===== Extracted records

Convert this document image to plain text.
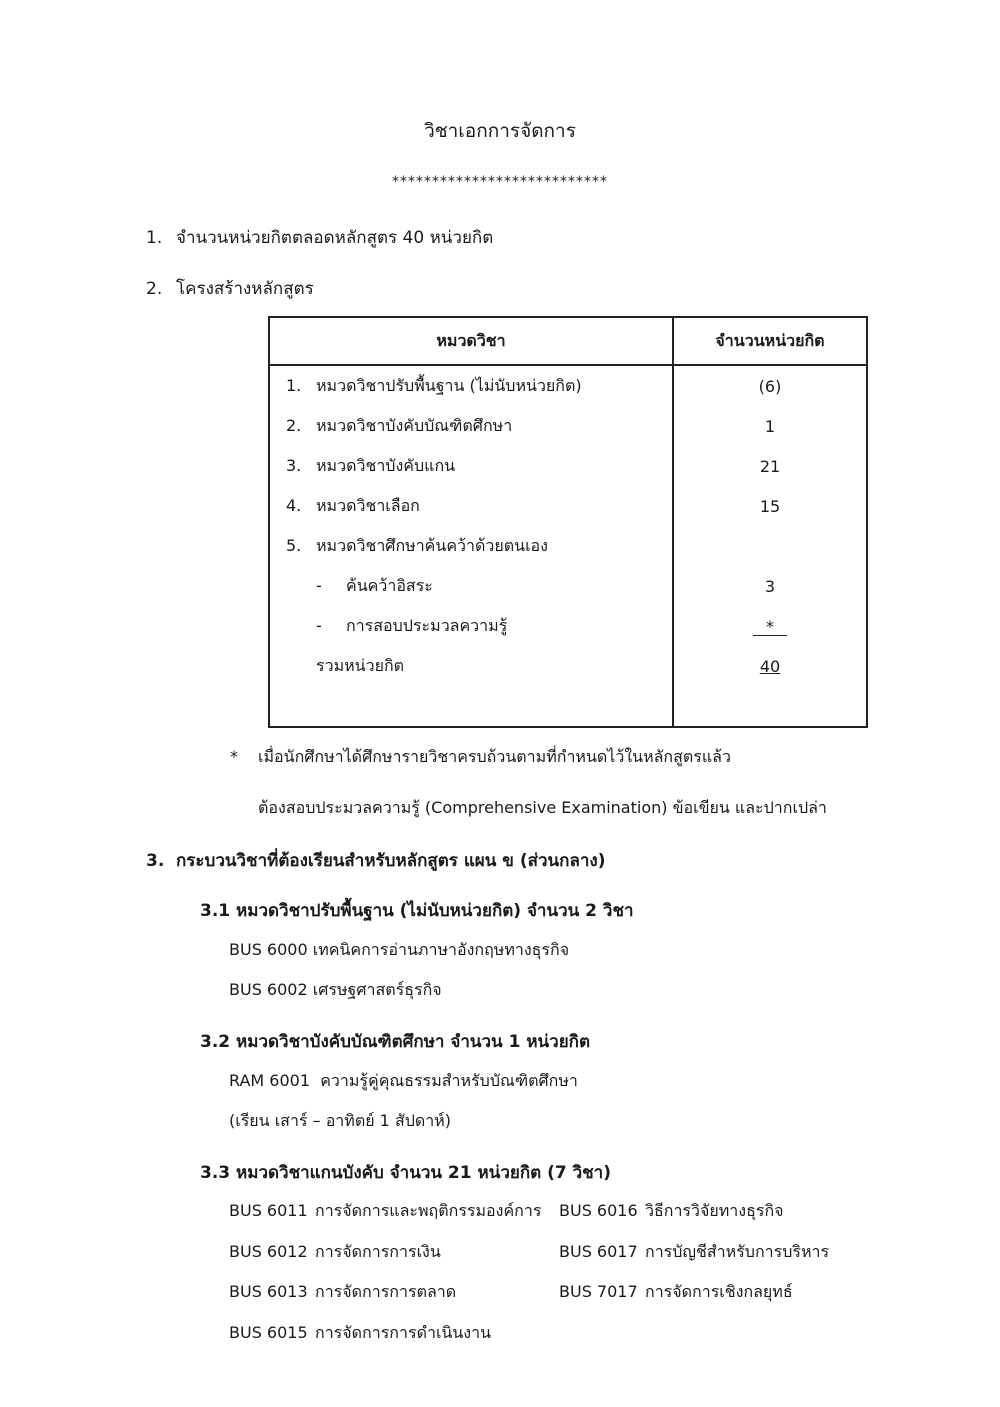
วิชาเอกการจัดการ
***************************
1. จำนวนหน่วยกิตตลอดหลักสูตร 40 หน่วยกิต
2. โครงสร้างหลักสูตร
หมวดวิชา	จำนวนหน่วยกิต
1. หมวดวิชาปรับพื้นฐาน (ไม่นับหน่วยกิต)	(6)
2. หมวดวิชาบังคับบัณฑิตศึกษา	1
3. หมวดวิชาบังคับแกน	21
4. หมวดวิชาเลือก	15
5. หมวดวิชาศึกษาค้นคว้าด้วยตนเอง	
- ค้นคว้าอิสระ	3
- การสอบประมวลความรู้	*
รวมหน่วยกิต	40

* เมื่อนักศึกษาได้ศึกษารายวิชาครบถ้วนตามที่กำหนดไว้ในหลักสูตรแล้ว
ต้องสอบประมวลความรู้ (Comprehensive Examination) ข้อเขียน และปากเปล่า
3. กระบวนวิชาที่ต้องเรียนสำหรับหลักสูตร แผน ข (ส่วนกลาง)
3.1 หมวดวิชาปรับพื้นฐาน (ไม่นับหน่วยกิต) จำนวน 2 วิชา
BUS 6000 เทคนิคการอ่านภาษาอังกฤษทางธุรกิจ
BUS 6002 เศรษฐศาสตร์ธุรกิจ
3.2 หมวดวิชาบังคับบัณฑิตศึกษา จำนวน 1 หน่วยกิต
RAM 6001 ความรู้คู่คุณธรรมสำหรับบัณฑิตศึกษา
(เรียน เสาร์ – อาทิตย์ 1 สัปดาห์)
3.3 หมวดวิชาแกนบังคับ จำนวน 21 หน่วยกิต (7 วิชา)
BUS 6011 การจัดการและพฤติกรรมองค์การ
BUS 6012 การจัดการการเงิน
BUS 6013 การจัดการการตลาด
BUS 6015 การจัดการการดำเนินงาน
BUS 6016 วิธีการวิจัยทางธุรกิจ
BUS 6017 การบัญชีสำหรับการบริหาร
BUS 7017 การจัดการเชิงกลยุทธ์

==========

Work to complete: Write out all the records again, exactly, minus any pictures.

Result:
Convert this document image to plain text.
วิชาเอกการจัดการ
***************************
1. จำนวนหน่วยกิตตลอดหลักสูตร 40 หน่วยกิต
2. โครงสร้างหลักสูตร
หมวดวิชา	จำนวนหน่วยกิต
1. หมวดวิชาปรับพื้นฐาน (ไม่นับหน่วยกิต)	(6)
2. หมวดวิชาบังคับบัณฑิตศึกษา	1
3. หมวดวิชาบังคับแกน	21
4. หมวดวิชาเลือก	15
5. หมวดวิชาศึกษาค้นคว้าด้วยตนเอง	
- ค้นคว้าอิสระ	3
- การสอบประมวลความรู้	*
รวมหน่วยกิต	40

* เมื่อนักศึกษาได้ศึกษารายวิชาครบถ้วนตามที่กำหนดไว้ในหลักสูตรแล้ว
ต้องสอบประมวลความรู้ (Comprehensive Examination) ข้อเขียน และปากเปล่า
3. กระบวนวิชาที่ต้องเรียนสำหรับหลักสูตร แผน ข (ส่วนกลาง)
3.1 หมวดวิชาปรับพื้นฐาน (ไม่นับหน่วยกิต) จำนวน 2 วิชา
BUS 6000 เทคนิคการอ่านภาษาอังกฤษทางธุรกิจ
BUS 6002 เศรษฐศาสตร์ธุรกิจ
3.2 หมวดวิชาบังคับบัณฑิตศึกษา จำนวน 1 หน่วยกิต
RAM 6001 ความรู้คู่คุณธรรมสำหรับบัณฑิตศึกษา
(เรียน เสาร์ – อาทิตย์ 1 สัปดาห์)
3.3 หมวดวิชาแกนบังคับ จำนวน 21 หน่วยกิต (7 วิชา)
BUS 6011 การจัดการและพฤติกรรมองค์การ
BUS 6012 การจัดการการเงิน
BUS 6013 การจัดการการตลาด
BUS 6015 การจัดการการดำเนินงาน
BUS 6016 วิธีการวิจัยทางธุรกิจ
BUS 6017 การบัญชีสำหรับการบริหาร
BUS 7017 การจัดการเชิงกลยุทธ์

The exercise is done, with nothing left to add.